• [DATA EXTRACT]:
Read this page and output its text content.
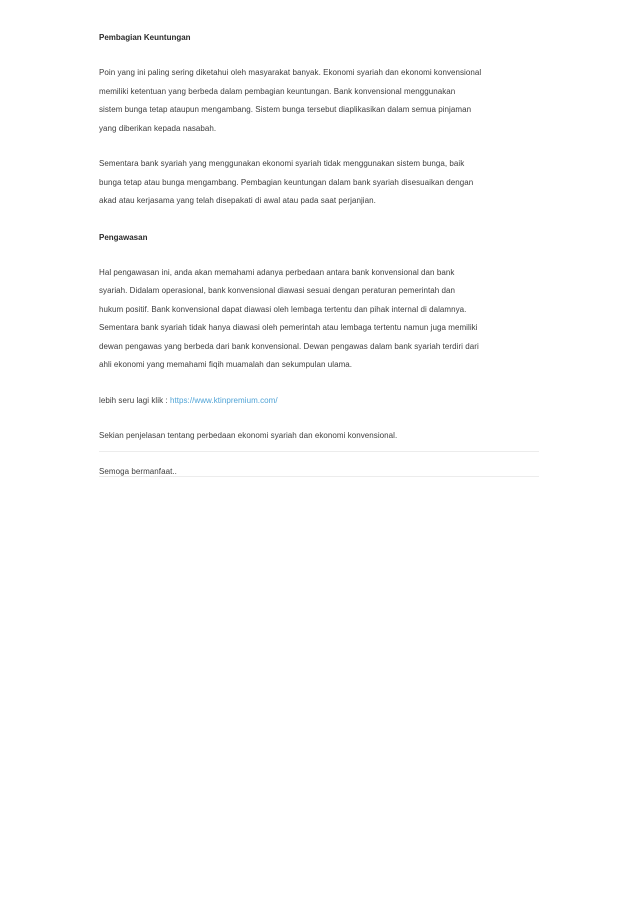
Pembagian Keuntungan

Poin yang ini paling sering diketahui oleh masyarakat banyak. Ekonomi syariah dan ekonomi konvensional
memiliki ketentuan yang berbeda dalam pembagian keuntungan. Bank konvensional menggunakan
sistem bunga tetap ataupun mengambang. Sistem bunga tersebut diaplikasikan dalam semua pinjaman
yang diberikan kepada nasabah.
Sementara bank syariah yang menggunakan ekonomi syariah tidak menggunakan sistem bunga, baik
bunga tetap atau bunga mengambang. Pembagian keuntungan dalam bank syariah disesuaikan dengan
akad atau kerjasama yang telah disepakati di awal atau pada saat perjanjian.

Pengawasan

Hal pengawasan ini, anda akan memahami adanya perbedaan antara bank konvensional dan bank
syariah. Didalam operasional, bank konvensional diawasi sesuai dengan peraturan pemerintah dan
hukum positif. Bank konvensional dapat diawasi oleh lembaga tertentu dan pihak internal di dalamnya.
Sementara bank syariah tidak hanya diawasi oleh pemerintah atau lembaga tertentu namun juga memiliki
dewan pengawas yang berbeda dari bank konvensional. Dewan pengawas dalam bank syariah terdiri dari
ahli ekonomi yang memahami fiqih muamalah dan sekumpulan ulama.
lebih seru lagi klik : https://www.ktinpremium.com/
Sekian penjelasan tentang perbedaan ekonomi syariah dan ekonomi konvensional.
Semoga bermanfaat..
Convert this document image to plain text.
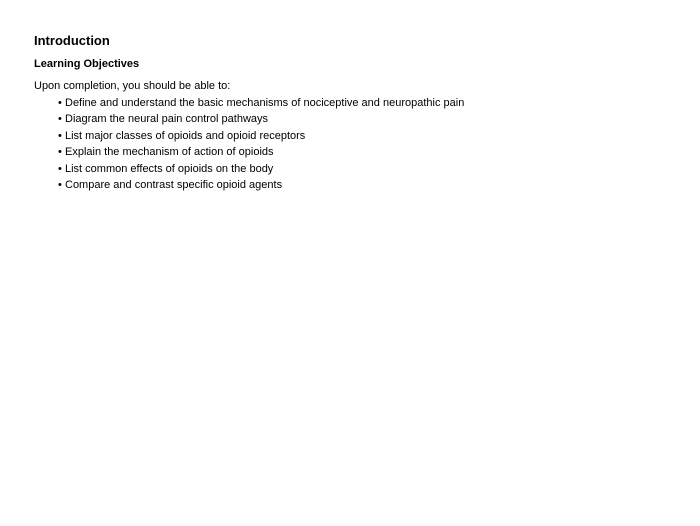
Introduction
Learning Objectives
Upon completion, you should be able to:
• Define and understand the basic mechanisms of nociceptive and neuropathic pain
• Diagram the neural pain control pathways
• List major classes of opioids and opioid receptors
• Explain the mechanism of action of opioids
• List common effects of opioids on the body
• Compare and contrast specific opioid agents
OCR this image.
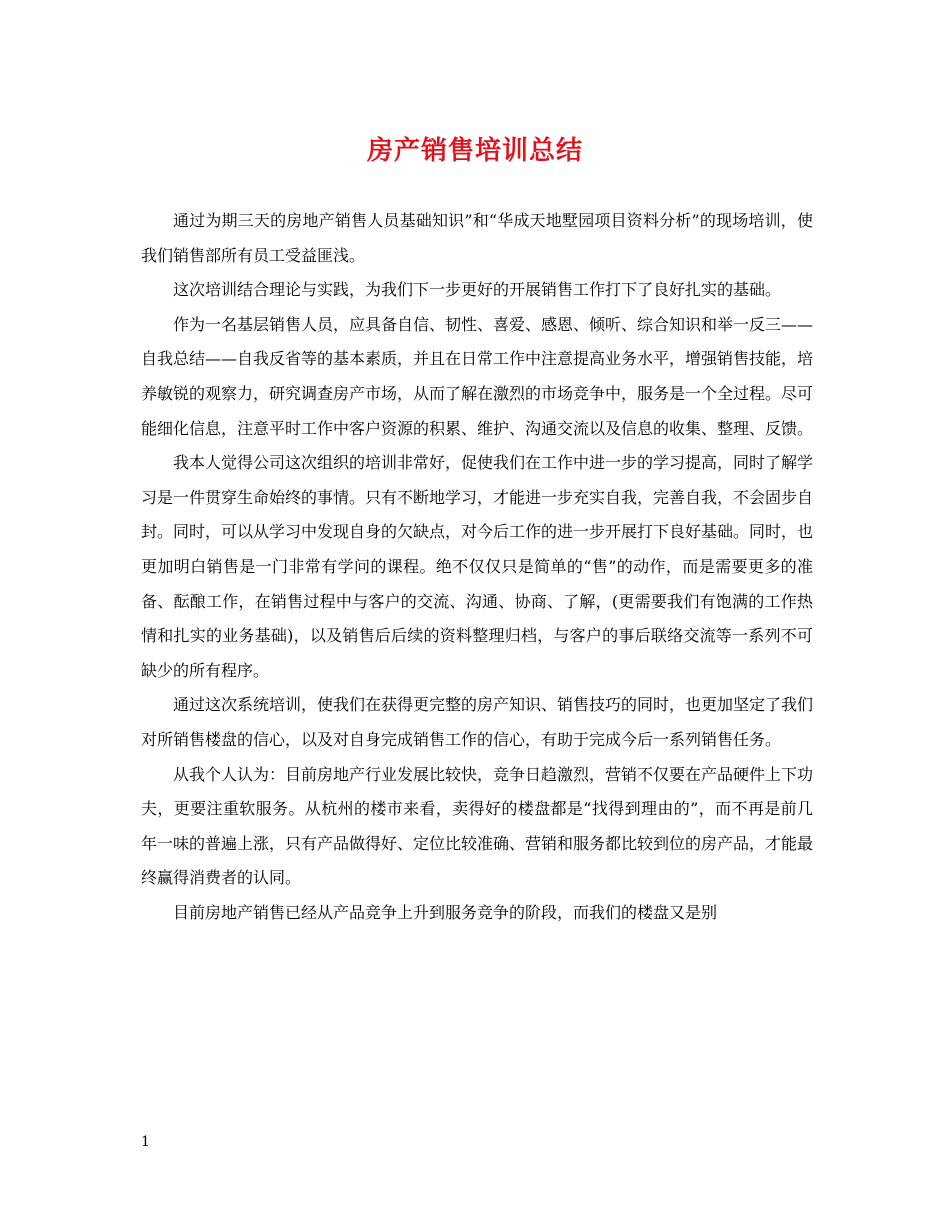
房产销售培训总结

通过为期三天的房地产销售人员基础知识”和“华成天地墅园项目资料分析”的现场培训，使我们销售部所有员工受益匪浅。

这次培训结合理论与实践，为我们下一步更好的开展销售工作打下了良好扎实的基础。

作为一名基层销售人员，应具备自信、韧性、喜爱、感恩、倾听、综合知识和举一反三——自我总结——自我反省等的基本素质，并且在日常工作中注意提高业务水平，增强销售技能，培养敏锐的观察力，研究调查房产市场，从而了解在激烈的市场竞争中，服务是一个全过程。尽可能细化信息，注意平时工作中客户资源的积累、维护、沟通交流以及信息的收集、整理、反馈。

我本人觉得公司这次组织的培训非常好，促使我们在工作中进一步的学习提高，同时了解学习是一件贯穿生命始终的事情。只有不断地学习，才能进一步充实自我，完善自我，不会固步自封。同时，可以从学习中发现自身的欠缺点，对今后工作的进一步开展打下良好基础。同时，也更加明白销售是一门非常有学问的课程。绝不仅仅只是简单的“售”的动作，而是需要更多的准备、酝酿工作，在销售过程中与客户的交流、沟通、协商、了解，(更需要我们有饱满的工作热情和扎实的业务基础)，以及销售后后续的资料整理归档，与客户的事后联络交流等一系列不可缺少的所有程序。

通过这次系统培训，使我们在获得更完整的房产知识、销售技巧的同时，也更加坚定了我们对所销售楼盘的信心，以及对自身完成销售工作的信心，有助于完成今后一系列销售任务。

从我个人认为：目前房地产行业发展比较快，竞争日趋激烈，营销不仅要在产品硬件上下功夫，更要注重软服务。从杭州的楼市来看，卖得好的楼盘都是“找得到理由的”，而不再是前几年一味的普遍上涨，只有产品做得好、定位比较准确、营销和服务都比较到位的房产品，才能最终赢得消费者的认同。

目前房地产销售已经从产品竞争上升到服务竞争的阶段，而我们的楼盘又是别

1
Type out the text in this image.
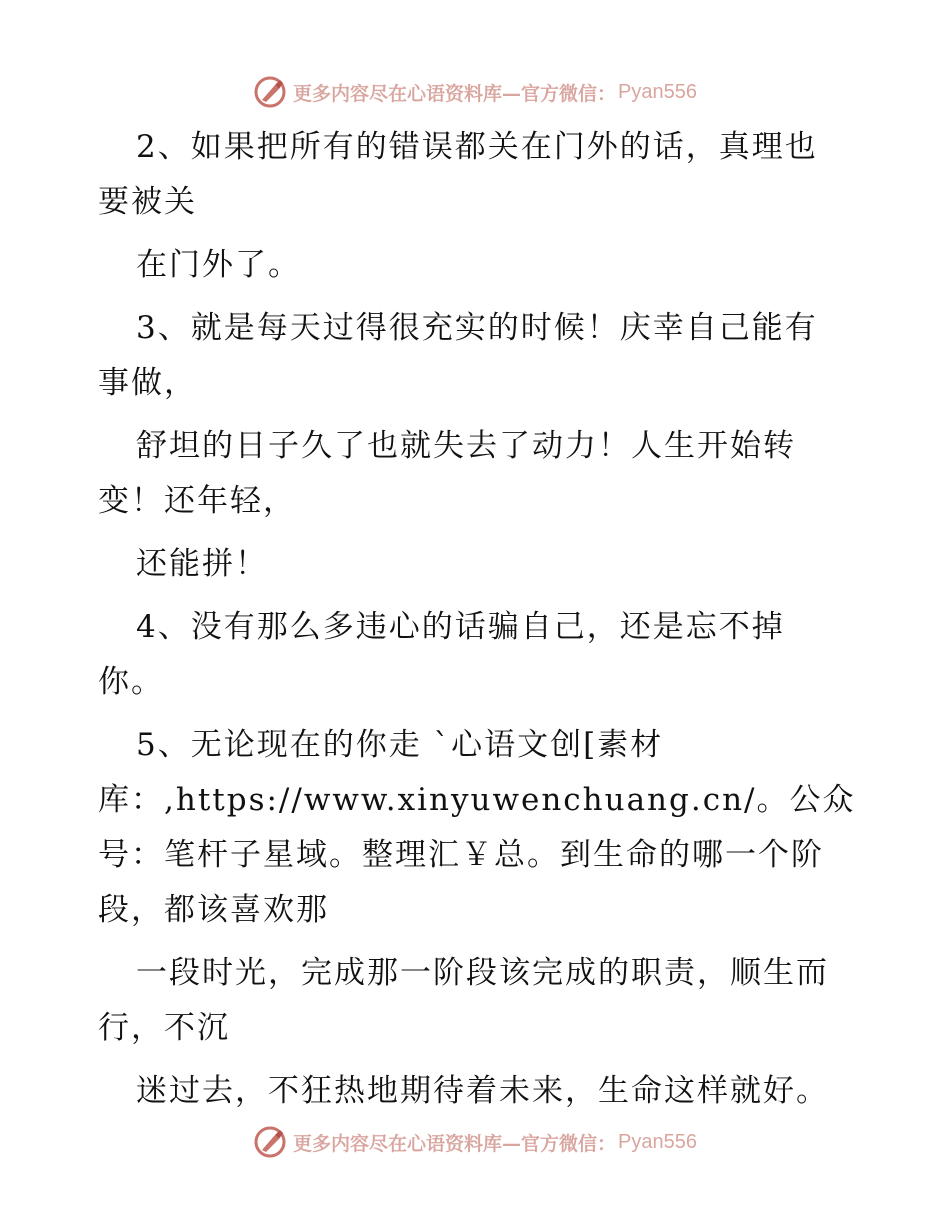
更多内容尽在心语资料库—官方微信： Pyan556
2、如果把所有的错误都关在门外的话，真理也
要被关
在门外了。
3、就是每天过得很充实的时候！庆幸自己能有
事做，
舒坦的日子久了也就失去了动力！人生开始转
变！还年轻，
还能拼！
4、没有那么多违心的话骗自己，还是忘不掉
你。
5、无论现在的你走 `心语文创[素材
库：,https://www.xinyuwenchuang.cn/。公众
号：笔杆子星域。整理汇￥总。到生命的哪一个阶
段，都该喜欢那
一段时光，完成那一阶段该完成的职责，顺生而
行，不沉
迷过去，不狂热地期待着未来，生命这样就好。
更多内容尽在心语资料库—官方微信： Pyan556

• [GIVEN INSTRUCTION]: Pictures stay out; repeat all the rest of the records exactly.

• [SOLUTION FOR THIS TASK]:
Read this page and output its text content.
Pembagian Keuntungan

Poin yang ini paling sering diketahui oleh masyarakat banyak. Ekonomi syariah dan ekonomi konvensional
memiliki ketentuan yang berbeda dalam pembagian keuntungan. Bank konvensional menggunakan
sistem bunga tetap ataupun mengambang. Sistem bunga tersebut diaplikasikan dalam semua pinjaman
yang diberikan kepada nasabah.
Sementara bank syariah yang menggunakan ekonomi syariah tidak menggunakan sistem bunga, baik
bunga tetap atau bunga mengambang. Pembagian keuntungan dalam bank syariah disesuaikan dengan
akad atau kerjasama yang telah disepakati di awal atau pada saat perjanjian.

Pengawasan

Hal pengawasan ini, anda akan memahami adanya perbedaan antara bank konvensional dan bank
syariah. Didalam operasional, bank konvensional diawasi sesuai dengan peraturan pemerintah dan
hukum positif. Bank konvensional dapat diawasi oleh lembaga tertentu dan pihak internal di dalamnya.
Sementara bank syariah tidak hanya diawasi oleh pemerintah atau lembaga tertentu namun juga memiliki
dewan pengawas yang berbeda dari bank konvensional. Dewan pengawas dalam bank syariah terdiri dari
ahli ekonomi yang memahami fiqih muamalah dan sekumpulan ulama.
lebih seru lagi klik : https://www.ktinpremium.com/
Sekian penjelasan tentang perbedaan ekonomi syariah dan ekonomi konvensional.
Semoga bermanfaat..
Convert this document image to plain text.
Introduction
Learning Objectives
Upon completion, you should be able to:
• Define and understand the basic mechanisms of nociceptive and neuropathic pain
• Diagram the neural pain control pathways
• List major classes of opioids and opioid receptors
• Explain the mechanism of action of opioids
• List common effects of opioids on the body
• Compare and contrast specific opioid agents
OCR this image.
房产销售培训总结

通过为期三天的房地产销售人员基础知识”和“华成天地墅园项目资料分析”的现场培训，使我们销售部所有员工受益匪浅。

这次培训结合理论与实践，为我们下一步更好的开展销售工作打下了良好扎实的基础。

作为一名基层销售人员，应具备自信、韧性、喜爱、感恩、倾听、综合知识和举一反三——自我总结——自我反省等的基本素质，并且在日常工作中注意提高业务水平，增强销售技能，培养敏锐的观察力，研究调查房产市场，从而了解在激烈的市场竞争中，服务是一个全过程。尽可能细化信息，注意平时工作中客户资源的积累、维护、沟通交流以及信息的收集、整理、反馈。

我本人觉得公司这次组织的培训非常好，促使我们在工作中进一步的学习提高，同时了解学习是一件贯穿生命始终的事情。只有不断地学习，才能进一步充实自我，完善自我，不会固步自封。同时，可以从学习中发现自身的欠缺点，对今后工作的进一步开展打下良好基础。同时，也更加明白销售是一门非常有学问的课程。绝不仅仅只是简单的“售”的动作，而是需要更多的准备、酝酿工作，在销售过程中与客户的交流、沟通、协商、了解，(更需要我们有饱满的工作热情和扎实的业务基础)，以及销售后后续的资料整理归档，与客户的事后联络交流等一系列不可缺少的所有程序。

通过这次系统培训，使我们在获得更完整的房产知识、销售技巧的同时，也更加坚定了我们对所销售楼盘的信心，以及对自身完成销售工作的信心，有助于完成今后一系列销售任务。

从我个人认为：目前房地产行业发展比较快，竞争日趋激烈，营销不仅要在产品硬件上下功夫，更要注重软服务。从杭州的楼市来看，卖得好的楼盘都是“找得到理由的”，而不再是前几年一味的普遍上涨，只有产品做得好、定位比较准确、营销和服务都比较到位的房产品，才能最终赢得消费者的认同。

目前房地产销售已经从产品竞争上升到服务竞争的阶段，而我们的楼盘又是别

1
Type out the text in this image.
更多内容尽在心语资料库—官方微信： Pyan556
2、如果把所有的错误都关在门外的话，真理也
要被关
在门外了。
3、就是每天过得很充实的时候！庆幸自己能有
事做，
舒坦的日子久了也就失去了动力！人生开始转
变！还年轻，
还能拼！
4、没有那么多违心的话骗自己，还是忘不掉
你。
5、无论现在的你走 `心语文创[素材
库：,https://www.xinyuwenchuang.cn/。公众
号：笔杆子星域。整理汇￥总。到生命的哪一个阶
段，都该喜欢那
一段时光，完成那一阶段该完成的职责，顺生而
行，不沉
迷过去，不狂热地期待着未来，生命这样就好。
更多内容尽在心语资料库—官方微信： Pyan556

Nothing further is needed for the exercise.